::: DOCUMENT SECTION :::
As directed by Randall Wallace (Secretariat), the film, in its early stages, trades heavily on the cuteness of blue-eyed, blonde-haired, cherubic-faced Colton and the attractive vistas of the family’s home state. The glimpses provided of Colton’s visit to heaven - complete with angels, a celestial choir and a meeting with Jesus - are pretty cheesy.

After a while, though, the film begins to focus more on Todd Burpo and his internal struggle over whether to believe that his son actually experienced heaven. Kinnear (last seen in Stuck In Love) makes the congenial pastor’s struggle quite believable but the story’s other characters are mostly bland and there isn’t a lot of drama on offer as the plot unfolds. A couple of characters briefly get to put the case for a more rational assessment of Colton’s reports but they’re not allowed to become anything like real antagonists.
:::
WHAT YOU WILL DO: Duplicate the passage of the film review from "As directed by" to "are pretty cheesy.".
::: DATA EXCERPTS :::
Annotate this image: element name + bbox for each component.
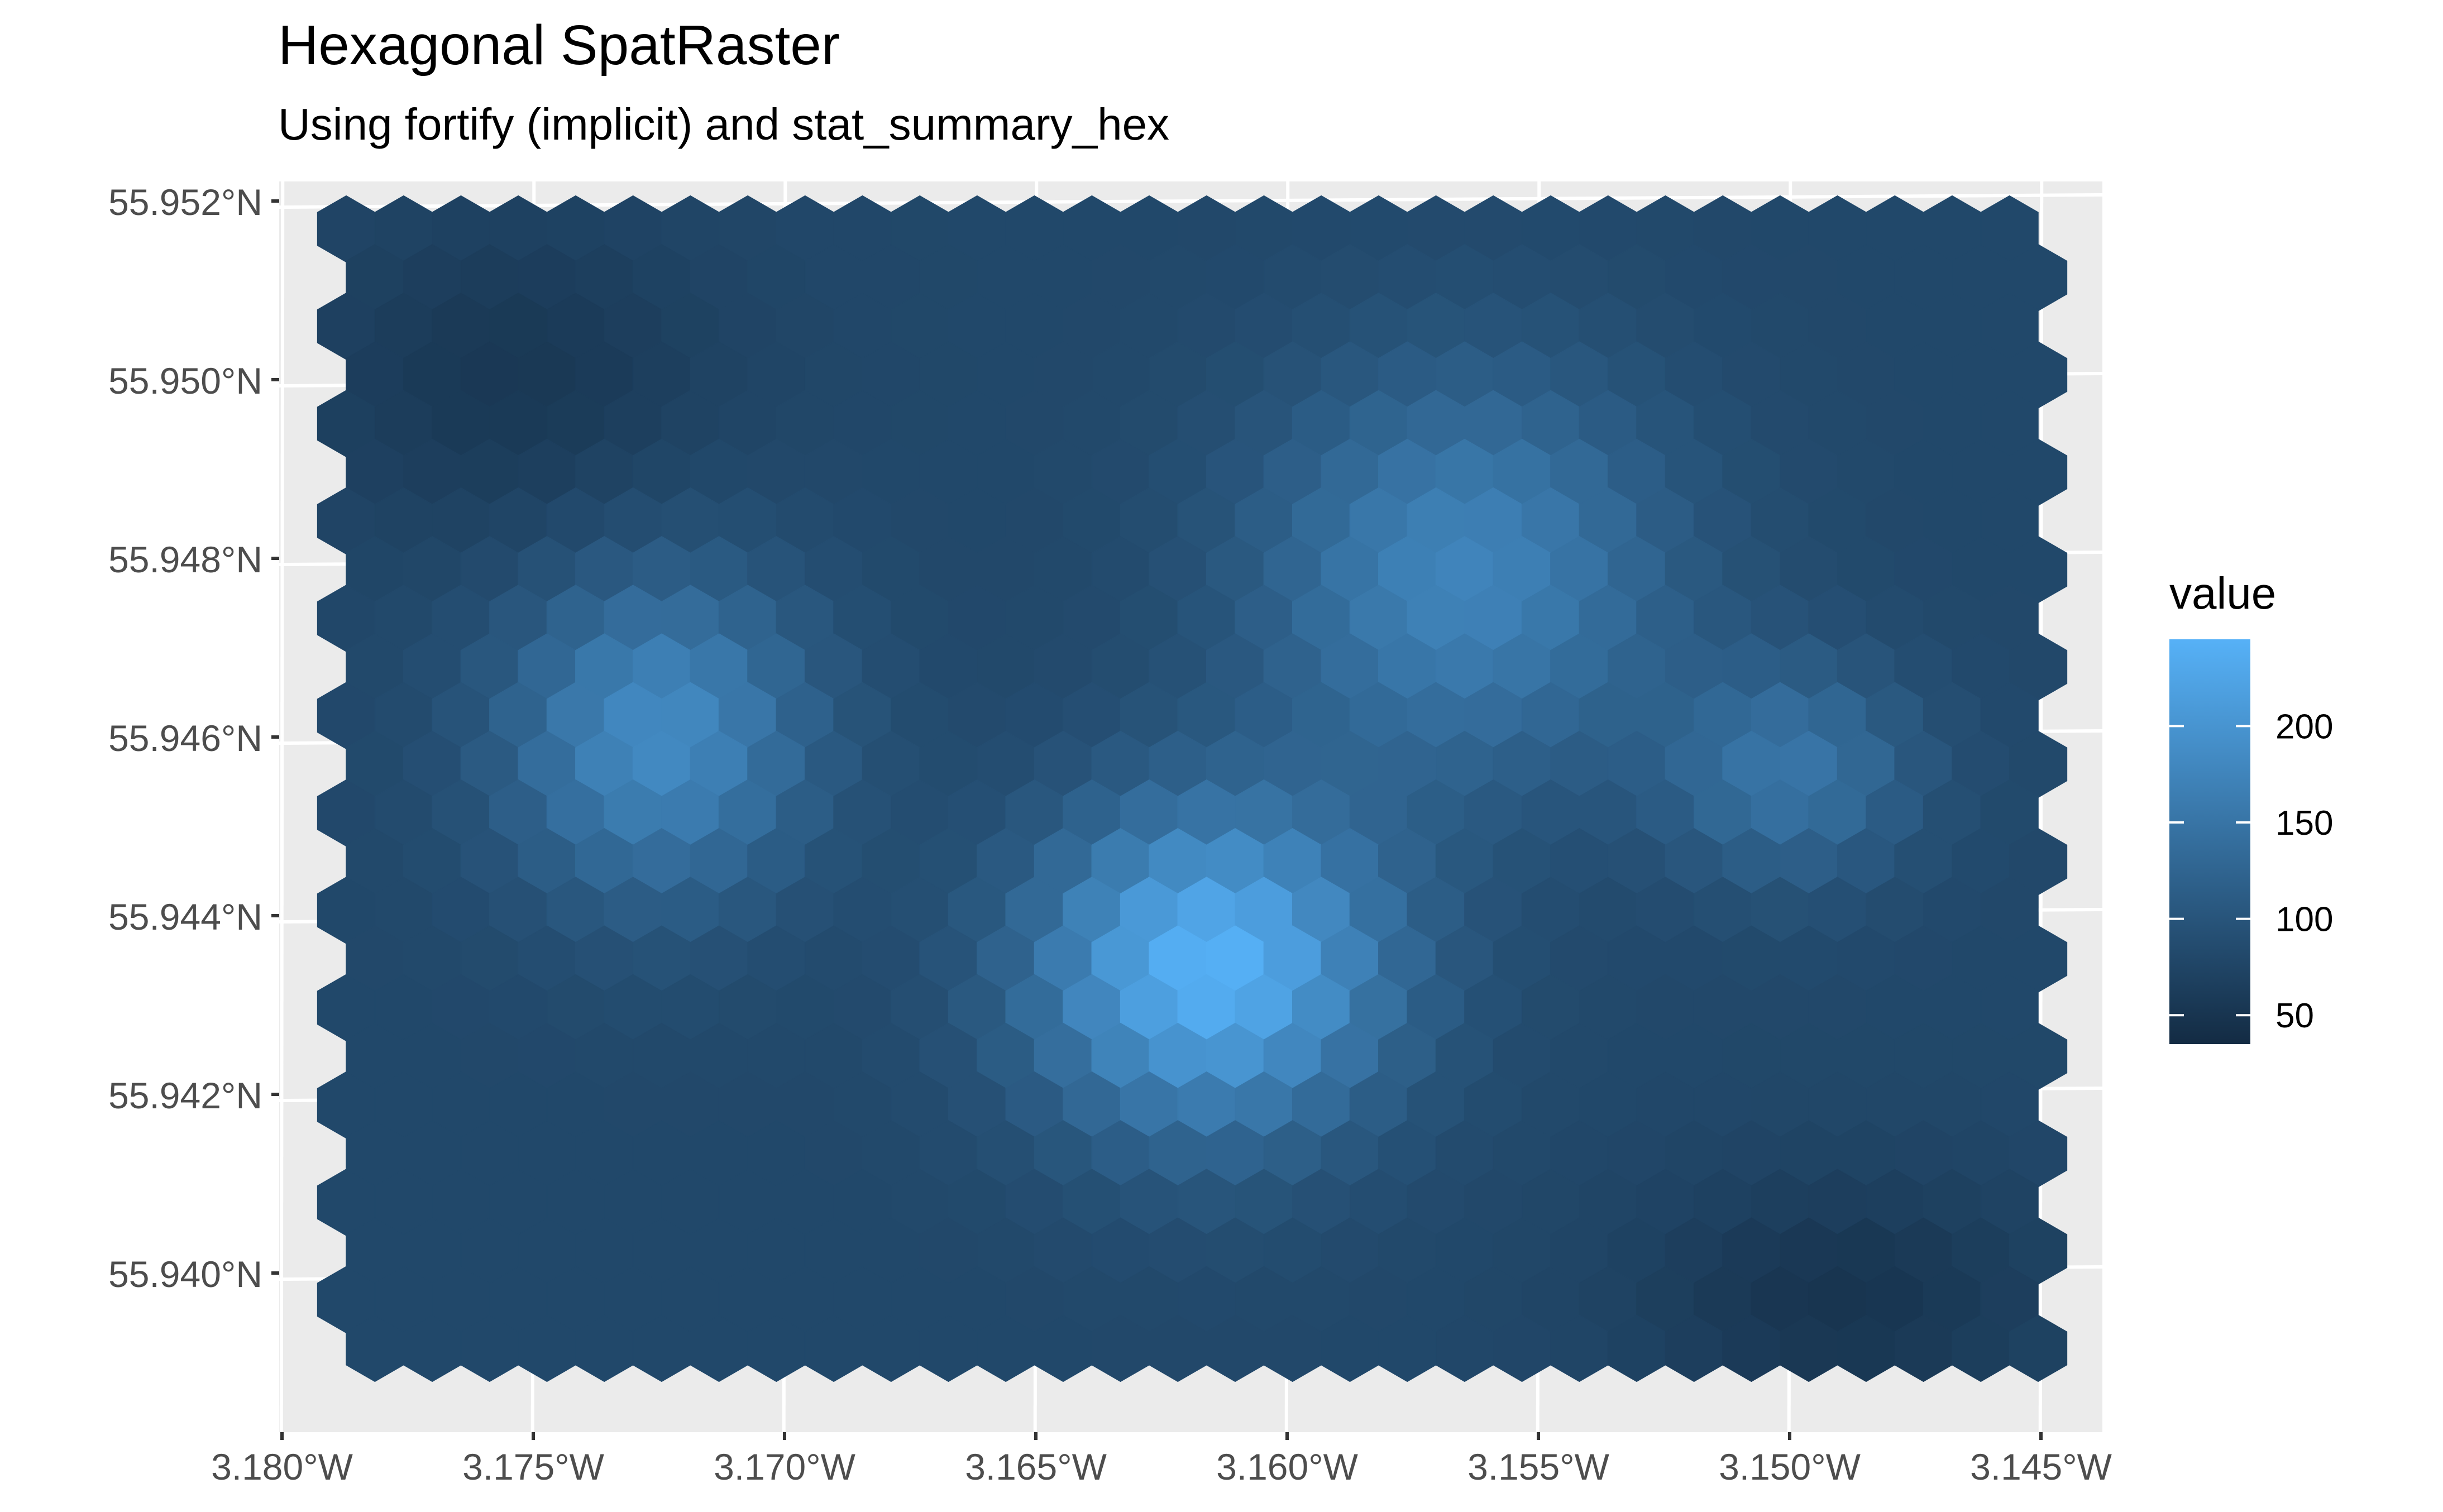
x-tick-label: 3.145°W (1970, 1446, 2112, 1487)
chart-subtitle: Using fortify (implicit) and stat_summar… (278, 99, 1169, 149)
x-tick-label: 3.160°W (1216, 1446, 1359, 1487)
legend-tick-label: 200 (2275, 707, 2333, 746)
hex-cells (317, 195, 2068, 1382)
y-tick-label: 55.944°N (108, 896, 262, 937)
x-tick-label: 3.165°W (965, 1446, 1107, 1487)
x-tick-label: 3.180°W (211, 1446, 353, 1487)
y-tick-label: 55.952°N (108, 181, 262, 223)
legend: value 200 150 100 50 (2169, 568, 2333, 1044)
y-tick-label: 55.940°N (108, 1253, 262, 1295)
legend-tick-label: 50 (2275, 997, 2314, 1035)
x-tick-label: 3.170°W (714, 1446, 856, 1487)
hex-cell (2009, 1314, 2068, 1382)
x-tick-label: 3.150°W (1719, 1446, 1861, 1487)
x-tick-label: 3.155°W (1467, 1446, 1610, 1487)
chart-title: Hexagonal SpatRaster (278, 14, 840, 76)
axes: 55.952°N 55.950°N 55.948°N 55.946°N 55.944°N… (108, 181, 2112, 1487)
y-tick-label: 55.948°N (108, 539, 262, 580)
x-tick-label: 3.175°W (462, 1446, 605, 1487)
legend-title: value (2169, 568, 2276, 618)
y-tick-label: 55.942°N (108, 1075, 262, 1116)
meridian-line (279, 181, 285, 1433)
y-tick-label: 55.950°N (108, 360, 262, 401)
legend-tick-label: 150 (2275, 804, 2333, 843)
y-tick-label: 55.946°N (108, 717, 262, 759)
legend-colorbar (2169, 639, 2250, 1044)
legend-tick-label: 100 (2275, 901, 2333, 939)
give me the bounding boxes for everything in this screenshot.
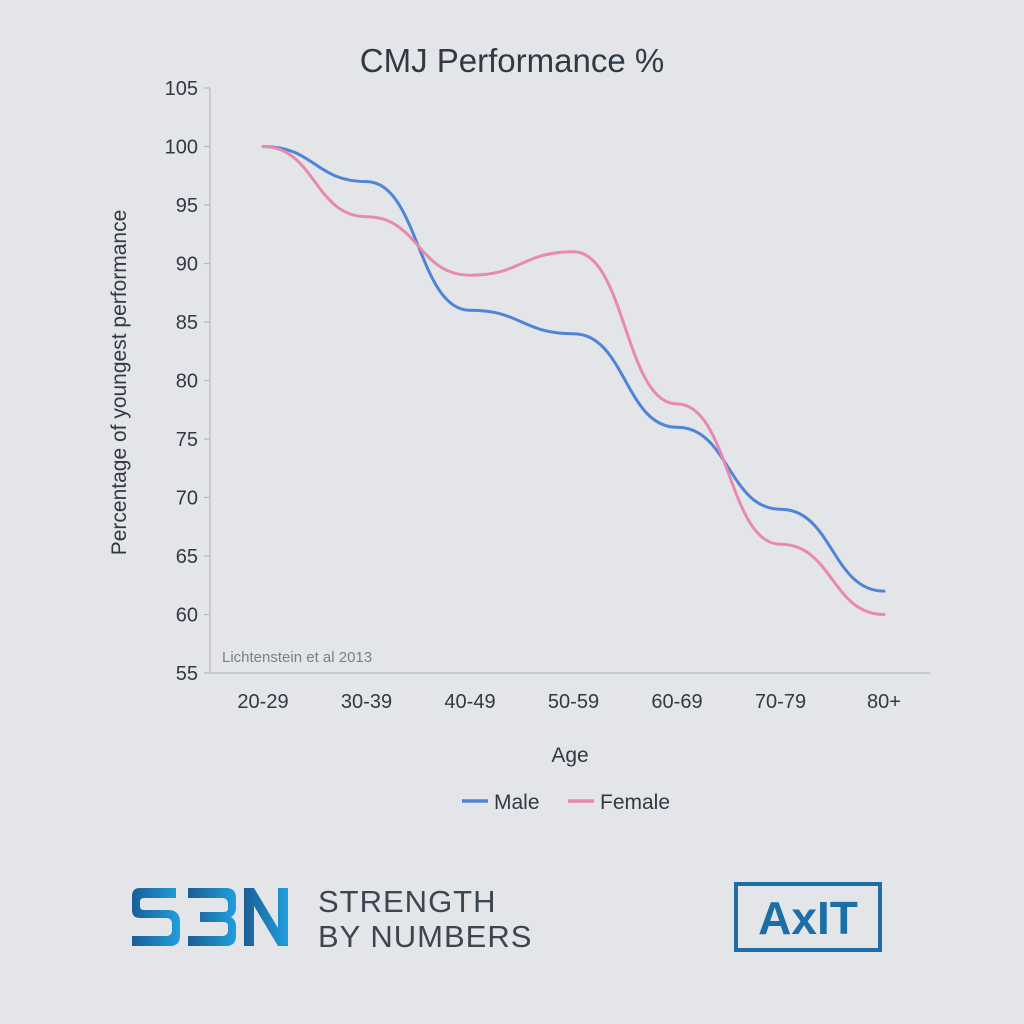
sbn-tagline: STRENGTH BY NUMBERS	[318, 884, 532, 954]
y-axis: 55 60 65 70 75 80 85 90 95 100 105	[165, 78, 211, 685]
axit-logo: AxIT	[734, 882, 882, 952]
y-tick-label: 85	[176, 312, 198, 334]
axit-logo-text: AxIT	[758, 892, 858, 944]
sbn-logo	[132, 888, 288, 946]
data-point-female	[883, 613, 886, 616]
x-tick-label: 60-69	[651, 691, 702, 713]
data-point-female	[572, 250, 575, 253]
data-point-female	[262, 145, 265, 148]
series-line-female	[261, 145, 886, 616]
data-point-female	[469, 274, 472, 277]
data-point-female	[676, 402, 679, 405]
series-layer	[261, 145, 886, 616]
data-point-male	[469, 309, 472, 312]
data-point-male	[572, 332, 575, 335]
data-point-male	[883, 590, 886, 593]
cmj-chart: CMJ Performance % 55 60 65 70 75 80 85 90 95 100 1…	[108, 42, 930, 814]
data-point-female	[779, 543, 782, 546]
y-tick-label: 95	[176, 195, 198, 217]
y-tick-label: 90	[176, 254, 198, 276]
legend: Male Female	[462, 791, 670, 814]
x-tick-label: 30-39	[341, 691, 392, 713]
x-tick-label: 40-49	[444, 691, 495, 713]
chart-title: CMJ Performance %	[360, 42, 664, 79]
y-tick-label: 55	[176, 663, 198, 685]
data-point-male	[365, 180, 368, 183]
data-point-female	[365, 215, 368, 218]
data-point-male	[779, 508, 782, 511]
x-tick-label: 70-79	[755, 691, 806, 713]
y-tick-label: 70	[176, 488, 198, 510]
y-tick-label: 65	[176, 546, 198, 568]
x-axis: 20-29 30-39 40-49 50-59 60-69 70-79 80+	[210, 672, 930, 713]
source-annotation: Lichtenstein et al 2013	[222, 649, 372, 666]
x-tick-label: 80+	[867, 691, 901, 713]
sbn-tagline-line1: STRENGTH	[318, 884, 497, 919]
y-tick-label: 80	[176, 371, 198, 393]
series-line-male	[261, 145, 886, 593]
y-tick-label: 75	[176, 429, 198, 451]
y-tick-label: 100	[165, 137, 198, 159]
x-axis-label: Age	[551, 744, 588, 767]
sbn-tagline-line2: BY NUMBERS	[318, 919, 533, 954]
legend-label-female: Female	[600, 791, 670, 814]
y-tick-label: 105	[165, 78, 198, 100]
y-tick-label: 60	[176, 605, 198, 627]
y-axis-label: Percentage of youngest performance	[108, 210, 131, 556]
x-tick-label: 20-29	[237, 691, 288, 713]
data-point-male	[676, 426, 679, 429]
legend-label-male: Male	[494, 791, 540, 814]
x-tick-label: 50-59	[548, 691, 599, 713]
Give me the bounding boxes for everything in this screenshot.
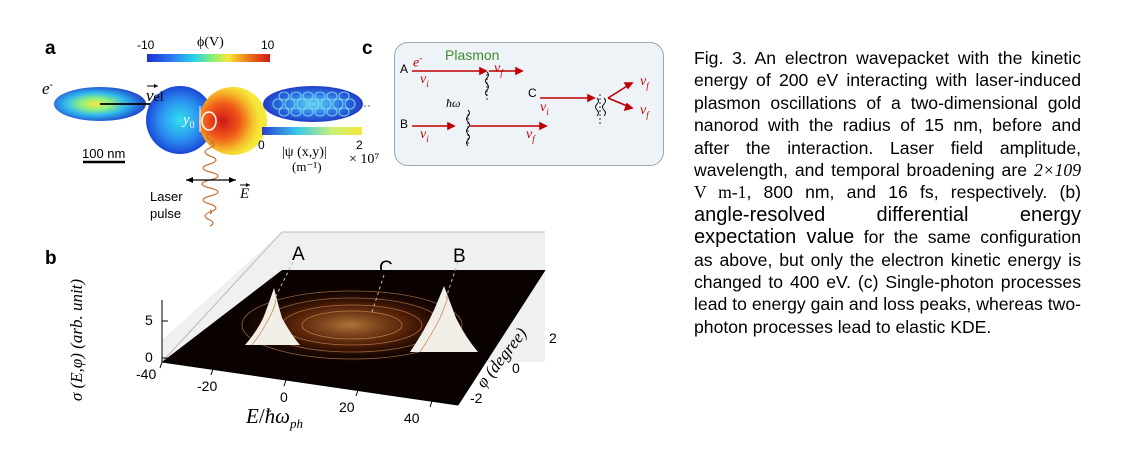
psi-units: (m⁻¹) [292, 159, 322, 174]
panel-c-box [394, 42, 664, 166]
panel-a-figure [54, 54, 372, 227]
caption-part-2: , 800 nm, and 16 fs, respectively. (b) [746, 182, 1081, 203]
x-axis-label: E/ħωph [246, 404, 303, 432]
panel-c-diagram [412, 66, 634, 147]
caption-part-3: for the same configuration as above, but… [694, 227, 1082, 337]
peak-label-a: A [292, 244, 305, 265]
panel-c-label: c [362, 38, 373, 59]
row-a-vi: vi [420, 72, 429, 89]
field-label: E [240, 186, 250, 202]
row-a-label: A [400, 62, 409, 76]
panel-b-label: b [45, 248, 57, 269]
row-a-vf: vf [494, 61, 503, 78]
x-tick-0: 0 [280, 389, 288, 405]
electron-label: e- [42, 79, 53, 98]
electron-packet-after [263, 86, 363, 122]
x-tick-40: 40 [404, 410, 420, 426]
caption-part-1: Fig. 3. An electron wavepacket with the … [694, 48, 1081, 181]
panel-a-label: a [45, 38, 56, 59]
panel-b-surface-plot [159, 231, 546, 408]
psi-label: |ψ (x,y)| [282, 145, 327, 160]
potential-colorbar [147, 54, 270, 62]
hbar-omega-label: ħω [446, 96, 461, 110]
figure-caption: Fig. 3. An electron wavepacket with the … [694, 47, 1081, 338]
row-b-vf: vf [526, 127, 535, 144]
row-b-vi: vi [420, 127, 429, 144]
phi-tick-0: 0 [512, 360, 520, 376]
psi-colorbar-two: 2 [356, 138, 363, 152]
colorbar-title: ϕ(V) [197, 35, 224, 50]
colorbar-max-label: 10 [261, 38, 275, 52]
colorbar-min-label: -10 [137, 38, 155, 52]
row-b-label: B [400, 117, 409, 131]
row-c-vf-down: vf [640, 103, 649, 120]
phi-tick-neg2: -2 [470, 390, 483, 406]
caption-amplitude: 2×109 [1033, 160, 1081, 181]
y-tick-5: 5 [145, 312, 153, 328]
phi-tick-2: 2 [549, 330, 557, 346]
y-axis-label: σ (E,φ) (arb. unit) [67, 278, 86, 402]
psi-scale: × 10⁷ [349, 152, 380, 167]
peak-label-b: B [453, 246, 466, 267]
velocity-label: vel [146, 86, 164, 105]
panel-c-electron: e- [413, 53, 423, 71]
peak-label-c: C [379, 258, 393, 279]
nanorod-positive-lobe [199, 87, 267, 155]
y-tick-0: 0 [145, 349, 153, 365]
psi-colorbar-zero: 0 [258, 138, 265, 152]
nanorod-negative-lobe [146, 86, 214, 154]
x-tick-20: 20 [339, 399, 355, 415]
laser-label-line1: Laser [150, 189, 183, 204]
peak-b-mark [410, 286, 478, 352]
plasmon-label: Plasmon [445, 47, 500, 63]
x-tick-neg20: -20 [197, 378, 218, 394]
y0-label: y0 [183, 112, 195, 131]
peak-a-mark [245, 288, 300, 345]
x-tick-neg40: -40 [136, 366, 157, 382]
row-c-label: C [528, 86, 537, 100]
row-c-vf-up: vf [640, 74, 649, 91]
caption-unit: V m-1 [694, 182, 747, 203]
caption-emphasis: angle-resolved differential energy expec… [694, 203, 1081, 249]
laser-label-line2: pulse [150, 206, 182, 221]
psi-colorbar [262, 127, 362, 135]
scale-bar-label: 100 nm [82, 146, 126, 161]
row-c-vi: vi [540, 100, 549, 117]
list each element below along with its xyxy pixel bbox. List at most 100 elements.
:::
WRITTEN ANSWER:
As directed by Randall Wallace (Secretariat), the film, in its early stages, trades heavily on the cuteness of blue-eyed, blonde-haired, cherubic-faced Colton and the attractive vistas of the family’s home state. The glimpses provided of Colton’s visit to heaven - complete with angels, a celestial choir and a meeting with Jesus - are pretty cheesy.